WHAT THE TASK ASKS:
Find the lines containing the word "been" and copy every one of them.

---*---

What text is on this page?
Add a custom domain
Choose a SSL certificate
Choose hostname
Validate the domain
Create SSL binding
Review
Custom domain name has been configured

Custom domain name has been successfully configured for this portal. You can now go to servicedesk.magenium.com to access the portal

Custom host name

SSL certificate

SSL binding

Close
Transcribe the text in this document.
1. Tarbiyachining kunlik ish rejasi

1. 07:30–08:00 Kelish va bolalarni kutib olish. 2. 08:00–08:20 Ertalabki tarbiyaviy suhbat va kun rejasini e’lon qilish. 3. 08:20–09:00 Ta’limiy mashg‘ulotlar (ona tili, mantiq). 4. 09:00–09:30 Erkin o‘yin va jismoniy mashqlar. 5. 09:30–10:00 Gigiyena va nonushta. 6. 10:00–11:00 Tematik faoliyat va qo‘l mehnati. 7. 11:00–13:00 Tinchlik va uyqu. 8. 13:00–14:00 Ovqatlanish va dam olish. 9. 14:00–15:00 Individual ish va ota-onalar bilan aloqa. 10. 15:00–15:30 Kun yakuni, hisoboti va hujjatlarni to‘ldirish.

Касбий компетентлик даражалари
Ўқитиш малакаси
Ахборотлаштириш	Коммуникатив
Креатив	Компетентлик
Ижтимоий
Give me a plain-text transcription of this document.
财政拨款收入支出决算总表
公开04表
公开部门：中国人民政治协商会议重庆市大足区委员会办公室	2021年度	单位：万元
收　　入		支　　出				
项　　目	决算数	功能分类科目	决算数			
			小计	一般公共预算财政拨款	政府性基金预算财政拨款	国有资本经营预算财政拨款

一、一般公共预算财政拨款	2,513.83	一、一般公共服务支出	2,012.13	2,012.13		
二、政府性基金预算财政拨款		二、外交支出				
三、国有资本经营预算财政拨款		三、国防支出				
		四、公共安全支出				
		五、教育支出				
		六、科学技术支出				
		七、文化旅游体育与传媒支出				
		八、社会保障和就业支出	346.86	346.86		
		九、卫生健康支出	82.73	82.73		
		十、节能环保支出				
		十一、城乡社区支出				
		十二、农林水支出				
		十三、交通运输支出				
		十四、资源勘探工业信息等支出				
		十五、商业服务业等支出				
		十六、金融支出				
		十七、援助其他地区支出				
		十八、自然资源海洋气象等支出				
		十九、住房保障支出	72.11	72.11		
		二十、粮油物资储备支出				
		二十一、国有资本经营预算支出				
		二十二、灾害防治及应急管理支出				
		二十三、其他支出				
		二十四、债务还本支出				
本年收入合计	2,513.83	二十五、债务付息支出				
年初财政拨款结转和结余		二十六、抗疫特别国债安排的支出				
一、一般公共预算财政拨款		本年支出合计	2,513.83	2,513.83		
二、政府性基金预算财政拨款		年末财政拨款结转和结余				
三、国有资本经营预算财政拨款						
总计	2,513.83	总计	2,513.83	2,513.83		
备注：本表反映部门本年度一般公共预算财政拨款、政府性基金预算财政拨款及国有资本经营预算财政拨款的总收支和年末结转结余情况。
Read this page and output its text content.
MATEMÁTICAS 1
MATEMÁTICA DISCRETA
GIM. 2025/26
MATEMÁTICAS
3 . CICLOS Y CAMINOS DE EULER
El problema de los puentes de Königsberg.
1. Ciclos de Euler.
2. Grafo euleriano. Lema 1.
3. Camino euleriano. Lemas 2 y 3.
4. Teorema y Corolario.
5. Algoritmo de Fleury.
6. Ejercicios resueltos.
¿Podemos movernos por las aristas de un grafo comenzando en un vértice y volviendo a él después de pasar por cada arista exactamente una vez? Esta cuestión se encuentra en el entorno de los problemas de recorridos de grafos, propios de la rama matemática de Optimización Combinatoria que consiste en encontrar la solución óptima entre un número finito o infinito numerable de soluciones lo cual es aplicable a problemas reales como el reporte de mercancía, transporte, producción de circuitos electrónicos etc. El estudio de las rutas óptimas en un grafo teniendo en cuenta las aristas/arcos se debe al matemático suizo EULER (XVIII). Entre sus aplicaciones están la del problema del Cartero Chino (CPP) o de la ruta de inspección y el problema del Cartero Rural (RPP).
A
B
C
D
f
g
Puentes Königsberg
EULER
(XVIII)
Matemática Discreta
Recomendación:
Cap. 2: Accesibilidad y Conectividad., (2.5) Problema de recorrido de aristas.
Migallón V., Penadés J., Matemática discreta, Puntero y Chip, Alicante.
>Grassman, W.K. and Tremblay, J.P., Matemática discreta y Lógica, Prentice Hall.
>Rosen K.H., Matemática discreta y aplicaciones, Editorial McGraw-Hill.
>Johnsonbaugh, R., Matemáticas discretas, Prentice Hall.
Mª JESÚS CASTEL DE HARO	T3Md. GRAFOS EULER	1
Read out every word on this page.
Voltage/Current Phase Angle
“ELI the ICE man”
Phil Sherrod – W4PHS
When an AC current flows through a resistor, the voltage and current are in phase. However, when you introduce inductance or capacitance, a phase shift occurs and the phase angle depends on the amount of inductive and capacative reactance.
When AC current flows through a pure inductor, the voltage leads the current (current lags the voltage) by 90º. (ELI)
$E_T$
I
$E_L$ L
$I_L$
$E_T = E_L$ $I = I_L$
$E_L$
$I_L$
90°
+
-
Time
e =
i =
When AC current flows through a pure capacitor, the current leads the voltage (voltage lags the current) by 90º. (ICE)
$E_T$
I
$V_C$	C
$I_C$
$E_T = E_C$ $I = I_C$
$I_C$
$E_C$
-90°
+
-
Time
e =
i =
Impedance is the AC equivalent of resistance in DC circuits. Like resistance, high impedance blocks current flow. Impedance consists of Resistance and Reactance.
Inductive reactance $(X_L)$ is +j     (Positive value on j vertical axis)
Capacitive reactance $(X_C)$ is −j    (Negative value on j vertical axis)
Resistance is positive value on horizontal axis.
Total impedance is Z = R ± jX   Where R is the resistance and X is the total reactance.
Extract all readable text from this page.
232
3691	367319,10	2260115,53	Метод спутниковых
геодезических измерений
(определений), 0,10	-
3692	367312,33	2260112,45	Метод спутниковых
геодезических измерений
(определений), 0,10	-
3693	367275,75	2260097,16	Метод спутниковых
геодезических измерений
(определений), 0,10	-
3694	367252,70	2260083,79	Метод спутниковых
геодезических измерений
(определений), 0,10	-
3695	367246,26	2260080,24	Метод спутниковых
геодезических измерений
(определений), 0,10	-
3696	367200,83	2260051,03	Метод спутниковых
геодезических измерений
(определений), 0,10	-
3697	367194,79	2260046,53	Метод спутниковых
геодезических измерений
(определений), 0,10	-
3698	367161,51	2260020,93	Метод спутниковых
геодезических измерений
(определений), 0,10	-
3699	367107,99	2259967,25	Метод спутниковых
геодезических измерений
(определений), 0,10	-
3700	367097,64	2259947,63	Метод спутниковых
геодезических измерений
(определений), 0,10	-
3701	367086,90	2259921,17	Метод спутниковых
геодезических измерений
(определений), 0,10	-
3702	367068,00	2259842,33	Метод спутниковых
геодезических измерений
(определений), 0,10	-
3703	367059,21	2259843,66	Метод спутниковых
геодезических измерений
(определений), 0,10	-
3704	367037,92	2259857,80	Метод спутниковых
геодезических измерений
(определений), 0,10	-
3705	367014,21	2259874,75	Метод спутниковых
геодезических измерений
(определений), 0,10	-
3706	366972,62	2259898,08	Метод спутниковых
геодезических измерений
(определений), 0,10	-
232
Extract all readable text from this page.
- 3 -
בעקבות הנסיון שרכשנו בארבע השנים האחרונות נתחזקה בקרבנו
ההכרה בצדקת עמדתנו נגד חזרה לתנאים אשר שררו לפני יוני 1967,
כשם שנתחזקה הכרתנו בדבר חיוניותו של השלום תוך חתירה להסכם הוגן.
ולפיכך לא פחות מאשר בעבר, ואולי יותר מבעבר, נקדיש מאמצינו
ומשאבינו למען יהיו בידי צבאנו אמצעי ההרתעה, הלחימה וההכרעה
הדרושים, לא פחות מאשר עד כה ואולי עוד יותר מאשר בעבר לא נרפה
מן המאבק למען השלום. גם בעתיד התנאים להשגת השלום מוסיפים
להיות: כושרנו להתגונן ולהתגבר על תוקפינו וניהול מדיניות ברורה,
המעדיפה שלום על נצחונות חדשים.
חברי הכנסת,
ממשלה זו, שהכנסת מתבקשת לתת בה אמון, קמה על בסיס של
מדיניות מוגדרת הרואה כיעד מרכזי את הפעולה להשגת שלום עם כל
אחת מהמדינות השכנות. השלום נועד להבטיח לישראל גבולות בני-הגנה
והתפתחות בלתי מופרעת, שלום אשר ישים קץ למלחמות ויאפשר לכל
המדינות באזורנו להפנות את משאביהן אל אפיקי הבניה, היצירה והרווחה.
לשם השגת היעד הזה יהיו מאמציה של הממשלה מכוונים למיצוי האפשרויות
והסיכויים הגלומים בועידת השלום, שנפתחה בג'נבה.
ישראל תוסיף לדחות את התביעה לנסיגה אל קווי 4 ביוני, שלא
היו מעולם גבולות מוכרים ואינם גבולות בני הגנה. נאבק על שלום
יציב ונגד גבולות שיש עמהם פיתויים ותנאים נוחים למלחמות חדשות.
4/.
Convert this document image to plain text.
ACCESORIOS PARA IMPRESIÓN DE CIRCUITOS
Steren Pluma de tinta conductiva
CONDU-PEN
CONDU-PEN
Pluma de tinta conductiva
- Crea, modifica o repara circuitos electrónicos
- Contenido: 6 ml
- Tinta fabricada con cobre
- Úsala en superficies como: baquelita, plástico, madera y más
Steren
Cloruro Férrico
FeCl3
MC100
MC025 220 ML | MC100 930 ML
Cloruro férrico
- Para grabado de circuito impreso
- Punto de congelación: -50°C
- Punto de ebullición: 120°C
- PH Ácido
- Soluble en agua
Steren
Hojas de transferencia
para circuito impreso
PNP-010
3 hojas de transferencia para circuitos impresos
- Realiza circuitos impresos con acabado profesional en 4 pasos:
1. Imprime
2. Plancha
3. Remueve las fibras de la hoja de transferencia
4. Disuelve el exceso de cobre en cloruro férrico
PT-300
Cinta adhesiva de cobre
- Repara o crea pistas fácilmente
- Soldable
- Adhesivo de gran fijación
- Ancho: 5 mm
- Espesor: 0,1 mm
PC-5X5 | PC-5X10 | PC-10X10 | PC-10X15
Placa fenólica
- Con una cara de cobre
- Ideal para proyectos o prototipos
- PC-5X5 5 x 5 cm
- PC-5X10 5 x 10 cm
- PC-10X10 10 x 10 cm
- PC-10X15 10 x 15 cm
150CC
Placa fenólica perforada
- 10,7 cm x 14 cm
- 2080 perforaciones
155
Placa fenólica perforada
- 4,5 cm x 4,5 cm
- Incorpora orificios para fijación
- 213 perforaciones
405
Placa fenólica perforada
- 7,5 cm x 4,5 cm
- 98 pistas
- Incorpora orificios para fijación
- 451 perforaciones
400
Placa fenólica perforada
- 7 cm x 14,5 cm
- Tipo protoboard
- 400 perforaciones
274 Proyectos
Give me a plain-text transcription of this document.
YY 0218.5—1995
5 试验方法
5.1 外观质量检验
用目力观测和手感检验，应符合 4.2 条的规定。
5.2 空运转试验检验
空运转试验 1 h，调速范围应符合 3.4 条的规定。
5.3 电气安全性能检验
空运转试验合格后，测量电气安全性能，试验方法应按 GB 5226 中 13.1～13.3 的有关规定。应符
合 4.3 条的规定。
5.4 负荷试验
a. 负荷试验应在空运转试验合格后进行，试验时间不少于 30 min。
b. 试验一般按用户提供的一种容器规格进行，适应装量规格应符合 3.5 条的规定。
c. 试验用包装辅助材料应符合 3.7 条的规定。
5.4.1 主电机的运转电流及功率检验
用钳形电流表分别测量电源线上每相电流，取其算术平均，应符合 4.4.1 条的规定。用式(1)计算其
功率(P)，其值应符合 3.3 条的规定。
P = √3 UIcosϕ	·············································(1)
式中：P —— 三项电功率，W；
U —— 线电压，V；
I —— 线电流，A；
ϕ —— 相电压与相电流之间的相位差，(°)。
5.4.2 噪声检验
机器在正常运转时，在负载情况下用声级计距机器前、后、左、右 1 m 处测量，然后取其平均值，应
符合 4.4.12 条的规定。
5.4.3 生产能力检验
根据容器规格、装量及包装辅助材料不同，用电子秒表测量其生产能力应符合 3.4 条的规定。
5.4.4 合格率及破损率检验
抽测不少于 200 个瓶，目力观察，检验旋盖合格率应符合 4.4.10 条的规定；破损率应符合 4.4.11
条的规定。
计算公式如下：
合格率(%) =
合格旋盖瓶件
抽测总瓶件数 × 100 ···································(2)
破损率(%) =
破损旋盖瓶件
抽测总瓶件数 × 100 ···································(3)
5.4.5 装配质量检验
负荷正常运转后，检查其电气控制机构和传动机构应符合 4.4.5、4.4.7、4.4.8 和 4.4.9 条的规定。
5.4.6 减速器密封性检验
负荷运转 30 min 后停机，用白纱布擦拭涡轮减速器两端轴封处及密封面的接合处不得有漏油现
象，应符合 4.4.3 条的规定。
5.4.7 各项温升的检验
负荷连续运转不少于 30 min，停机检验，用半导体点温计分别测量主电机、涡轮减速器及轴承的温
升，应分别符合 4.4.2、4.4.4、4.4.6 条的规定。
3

---*---

FINAL RESULT:
Custom domain name has been configured
Custom domain name has been successfully configured for this portal. You can now go to servicedesk.magenium.com to access the portal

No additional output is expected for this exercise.